_Instructions to follow_
From the entries that follow, gather each line holding the word "title".

[Excerpts from a figure dataset]
— START —
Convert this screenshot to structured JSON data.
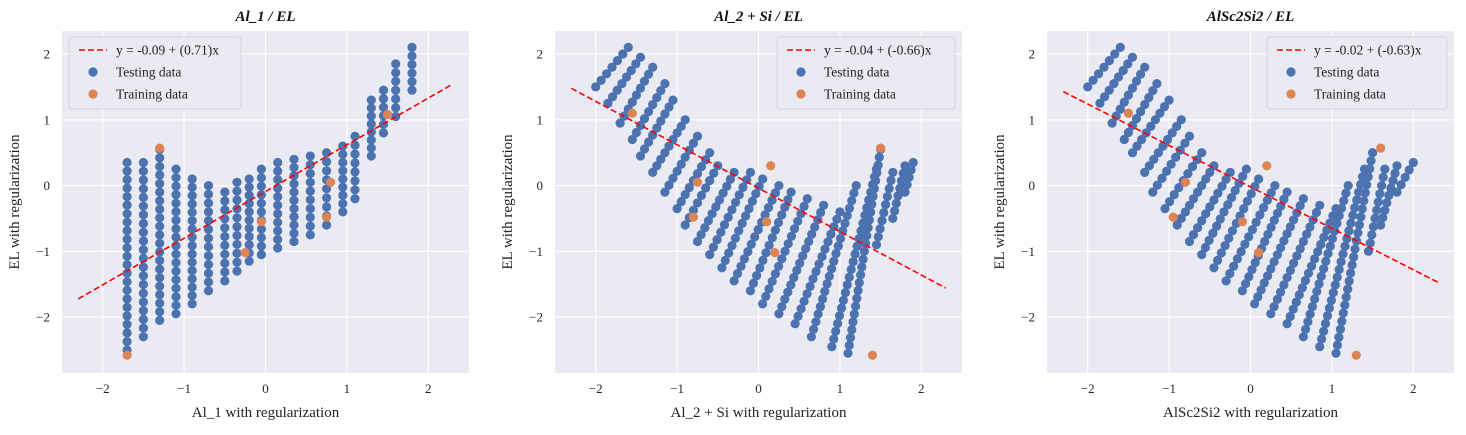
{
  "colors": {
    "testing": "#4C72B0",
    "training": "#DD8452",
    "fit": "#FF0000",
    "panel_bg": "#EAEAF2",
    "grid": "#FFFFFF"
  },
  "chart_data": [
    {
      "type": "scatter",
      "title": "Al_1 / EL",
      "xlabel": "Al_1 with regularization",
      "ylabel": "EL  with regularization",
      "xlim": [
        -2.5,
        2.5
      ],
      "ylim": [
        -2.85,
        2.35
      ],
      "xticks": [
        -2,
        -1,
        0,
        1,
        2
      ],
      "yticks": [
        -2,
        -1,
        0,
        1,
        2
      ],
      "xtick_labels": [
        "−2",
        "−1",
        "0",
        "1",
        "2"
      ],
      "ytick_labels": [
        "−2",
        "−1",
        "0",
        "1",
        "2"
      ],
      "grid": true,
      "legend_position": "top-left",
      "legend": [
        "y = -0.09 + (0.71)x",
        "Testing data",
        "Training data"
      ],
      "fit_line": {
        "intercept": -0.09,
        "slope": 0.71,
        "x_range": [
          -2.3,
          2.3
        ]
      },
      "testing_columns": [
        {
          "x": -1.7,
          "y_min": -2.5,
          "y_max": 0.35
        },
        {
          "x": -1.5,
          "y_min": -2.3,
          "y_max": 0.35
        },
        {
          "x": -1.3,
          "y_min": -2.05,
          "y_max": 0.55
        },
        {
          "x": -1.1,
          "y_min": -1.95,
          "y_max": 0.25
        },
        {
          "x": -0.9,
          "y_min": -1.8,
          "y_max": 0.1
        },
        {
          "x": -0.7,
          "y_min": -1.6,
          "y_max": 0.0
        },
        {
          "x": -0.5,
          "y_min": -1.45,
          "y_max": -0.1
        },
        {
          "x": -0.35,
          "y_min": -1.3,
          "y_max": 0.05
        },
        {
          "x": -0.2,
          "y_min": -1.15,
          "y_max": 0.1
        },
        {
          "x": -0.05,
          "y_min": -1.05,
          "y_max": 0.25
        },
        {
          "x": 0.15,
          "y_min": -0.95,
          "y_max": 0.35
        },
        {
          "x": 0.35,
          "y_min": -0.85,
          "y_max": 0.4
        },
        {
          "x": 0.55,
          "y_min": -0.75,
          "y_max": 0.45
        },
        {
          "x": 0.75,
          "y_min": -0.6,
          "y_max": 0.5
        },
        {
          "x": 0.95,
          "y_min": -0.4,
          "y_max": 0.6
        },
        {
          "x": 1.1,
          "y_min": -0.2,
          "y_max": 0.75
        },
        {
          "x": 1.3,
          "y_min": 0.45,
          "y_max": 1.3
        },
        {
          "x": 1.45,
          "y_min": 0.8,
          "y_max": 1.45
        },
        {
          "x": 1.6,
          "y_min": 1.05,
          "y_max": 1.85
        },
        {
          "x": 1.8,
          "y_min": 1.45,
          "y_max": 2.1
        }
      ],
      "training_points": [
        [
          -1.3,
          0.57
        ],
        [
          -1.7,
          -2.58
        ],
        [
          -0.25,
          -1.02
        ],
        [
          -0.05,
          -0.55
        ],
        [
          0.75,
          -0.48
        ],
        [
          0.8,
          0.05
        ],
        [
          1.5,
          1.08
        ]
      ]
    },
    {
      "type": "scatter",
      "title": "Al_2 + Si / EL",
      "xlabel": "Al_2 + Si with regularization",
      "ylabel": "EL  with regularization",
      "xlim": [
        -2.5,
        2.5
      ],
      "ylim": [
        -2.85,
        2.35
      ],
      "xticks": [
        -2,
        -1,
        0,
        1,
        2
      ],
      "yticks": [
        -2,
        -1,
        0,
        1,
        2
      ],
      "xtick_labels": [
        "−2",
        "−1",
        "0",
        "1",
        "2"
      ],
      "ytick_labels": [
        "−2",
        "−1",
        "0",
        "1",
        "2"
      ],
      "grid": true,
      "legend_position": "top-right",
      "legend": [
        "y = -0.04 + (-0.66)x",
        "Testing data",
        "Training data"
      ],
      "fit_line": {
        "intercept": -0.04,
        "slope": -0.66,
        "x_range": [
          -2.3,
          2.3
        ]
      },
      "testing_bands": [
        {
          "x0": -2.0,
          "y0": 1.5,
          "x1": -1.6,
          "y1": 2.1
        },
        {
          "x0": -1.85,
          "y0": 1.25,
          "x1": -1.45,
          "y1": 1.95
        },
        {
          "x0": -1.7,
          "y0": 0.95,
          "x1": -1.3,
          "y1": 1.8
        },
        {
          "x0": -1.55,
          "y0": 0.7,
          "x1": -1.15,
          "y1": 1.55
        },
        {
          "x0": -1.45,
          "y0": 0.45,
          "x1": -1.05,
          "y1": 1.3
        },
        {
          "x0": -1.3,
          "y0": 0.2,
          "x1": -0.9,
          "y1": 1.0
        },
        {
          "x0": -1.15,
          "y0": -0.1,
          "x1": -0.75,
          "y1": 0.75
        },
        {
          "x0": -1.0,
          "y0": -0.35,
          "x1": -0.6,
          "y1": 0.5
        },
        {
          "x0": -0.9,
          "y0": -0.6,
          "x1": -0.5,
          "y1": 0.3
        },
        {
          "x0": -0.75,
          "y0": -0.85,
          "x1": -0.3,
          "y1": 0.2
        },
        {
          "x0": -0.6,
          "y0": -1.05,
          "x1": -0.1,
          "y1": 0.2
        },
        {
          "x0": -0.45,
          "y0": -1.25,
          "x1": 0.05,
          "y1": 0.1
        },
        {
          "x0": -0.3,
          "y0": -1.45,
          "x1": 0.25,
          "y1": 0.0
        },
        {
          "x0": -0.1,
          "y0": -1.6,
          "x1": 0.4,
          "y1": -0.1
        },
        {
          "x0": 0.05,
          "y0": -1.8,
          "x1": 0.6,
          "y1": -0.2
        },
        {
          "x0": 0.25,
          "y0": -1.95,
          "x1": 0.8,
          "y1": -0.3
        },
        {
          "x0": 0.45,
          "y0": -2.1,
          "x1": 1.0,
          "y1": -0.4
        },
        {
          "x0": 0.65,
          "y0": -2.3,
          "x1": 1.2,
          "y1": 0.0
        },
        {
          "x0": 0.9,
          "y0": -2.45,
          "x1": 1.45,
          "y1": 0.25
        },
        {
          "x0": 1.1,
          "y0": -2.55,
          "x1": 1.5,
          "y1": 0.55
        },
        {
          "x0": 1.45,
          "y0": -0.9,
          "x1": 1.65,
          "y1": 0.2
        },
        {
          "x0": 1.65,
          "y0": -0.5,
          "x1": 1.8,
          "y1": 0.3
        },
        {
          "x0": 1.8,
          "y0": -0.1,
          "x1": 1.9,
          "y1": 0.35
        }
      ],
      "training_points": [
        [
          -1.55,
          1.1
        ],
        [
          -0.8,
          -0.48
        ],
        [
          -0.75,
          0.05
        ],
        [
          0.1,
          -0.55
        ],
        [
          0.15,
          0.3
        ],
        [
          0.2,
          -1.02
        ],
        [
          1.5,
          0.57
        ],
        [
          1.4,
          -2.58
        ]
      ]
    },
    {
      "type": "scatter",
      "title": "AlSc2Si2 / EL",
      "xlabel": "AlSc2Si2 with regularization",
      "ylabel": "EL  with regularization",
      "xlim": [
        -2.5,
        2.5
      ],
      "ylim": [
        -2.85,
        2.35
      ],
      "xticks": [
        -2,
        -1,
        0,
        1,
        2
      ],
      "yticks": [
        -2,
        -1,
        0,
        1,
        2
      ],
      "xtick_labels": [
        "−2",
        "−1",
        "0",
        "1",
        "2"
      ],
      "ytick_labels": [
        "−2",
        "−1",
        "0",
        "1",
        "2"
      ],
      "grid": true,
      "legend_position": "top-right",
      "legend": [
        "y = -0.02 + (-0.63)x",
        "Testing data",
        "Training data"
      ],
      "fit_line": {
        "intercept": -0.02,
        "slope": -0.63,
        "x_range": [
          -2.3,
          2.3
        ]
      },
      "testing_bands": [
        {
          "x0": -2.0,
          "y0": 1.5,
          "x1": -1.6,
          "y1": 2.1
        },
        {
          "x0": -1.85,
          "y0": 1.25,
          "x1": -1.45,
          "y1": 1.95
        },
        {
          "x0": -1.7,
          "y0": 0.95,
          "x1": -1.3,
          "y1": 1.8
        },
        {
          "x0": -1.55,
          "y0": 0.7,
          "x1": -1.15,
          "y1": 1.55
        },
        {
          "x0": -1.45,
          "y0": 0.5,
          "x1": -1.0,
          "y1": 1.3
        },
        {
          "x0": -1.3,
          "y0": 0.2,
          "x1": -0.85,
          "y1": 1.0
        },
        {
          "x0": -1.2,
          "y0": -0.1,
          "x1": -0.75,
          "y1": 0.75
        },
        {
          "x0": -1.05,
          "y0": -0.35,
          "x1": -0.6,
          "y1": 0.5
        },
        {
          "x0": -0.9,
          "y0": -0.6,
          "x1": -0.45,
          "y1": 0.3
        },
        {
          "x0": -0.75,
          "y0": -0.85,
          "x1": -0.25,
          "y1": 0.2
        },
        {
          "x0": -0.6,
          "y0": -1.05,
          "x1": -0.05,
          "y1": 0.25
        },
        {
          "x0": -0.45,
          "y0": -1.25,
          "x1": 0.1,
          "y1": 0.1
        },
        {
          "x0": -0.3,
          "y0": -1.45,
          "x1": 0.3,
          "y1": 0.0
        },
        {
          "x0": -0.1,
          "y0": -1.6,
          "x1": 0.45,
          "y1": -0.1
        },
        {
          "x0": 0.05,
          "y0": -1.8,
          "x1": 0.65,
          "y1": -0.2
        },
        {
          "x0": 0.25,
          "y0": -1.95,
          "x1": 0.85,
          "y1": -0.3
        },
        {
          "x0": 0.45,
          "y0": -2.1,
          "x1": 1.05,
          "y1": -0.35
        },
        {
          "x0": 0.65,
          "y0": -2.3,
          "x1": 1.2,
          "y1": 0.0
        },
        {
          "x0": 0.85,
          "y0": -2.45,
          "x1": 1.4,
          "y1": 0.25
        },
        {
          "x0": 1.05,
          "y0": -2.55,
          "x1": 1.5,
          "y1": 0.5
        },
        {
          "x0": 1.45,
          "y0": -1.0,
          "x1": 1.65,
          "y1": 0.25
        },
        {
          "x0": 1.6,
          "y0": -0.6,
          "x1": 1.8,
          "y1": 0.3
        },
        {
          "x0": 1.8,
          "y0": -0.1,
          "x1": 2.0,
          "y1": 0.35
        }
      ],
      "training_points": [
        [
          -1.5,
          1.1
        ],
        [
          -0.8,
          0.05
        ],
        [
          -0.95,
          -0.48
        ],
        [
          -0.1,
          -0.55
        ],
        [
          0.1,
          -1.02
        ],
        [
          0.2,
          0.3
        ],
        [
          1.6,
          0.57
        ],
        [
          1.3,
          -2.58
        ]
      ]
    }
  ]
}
— END —
_Solution to the exercise_
      "title": "Al_1 / EL",
      "title": "Al_2 + Si / EL",
      "title": "AlSc2Si2 / EL",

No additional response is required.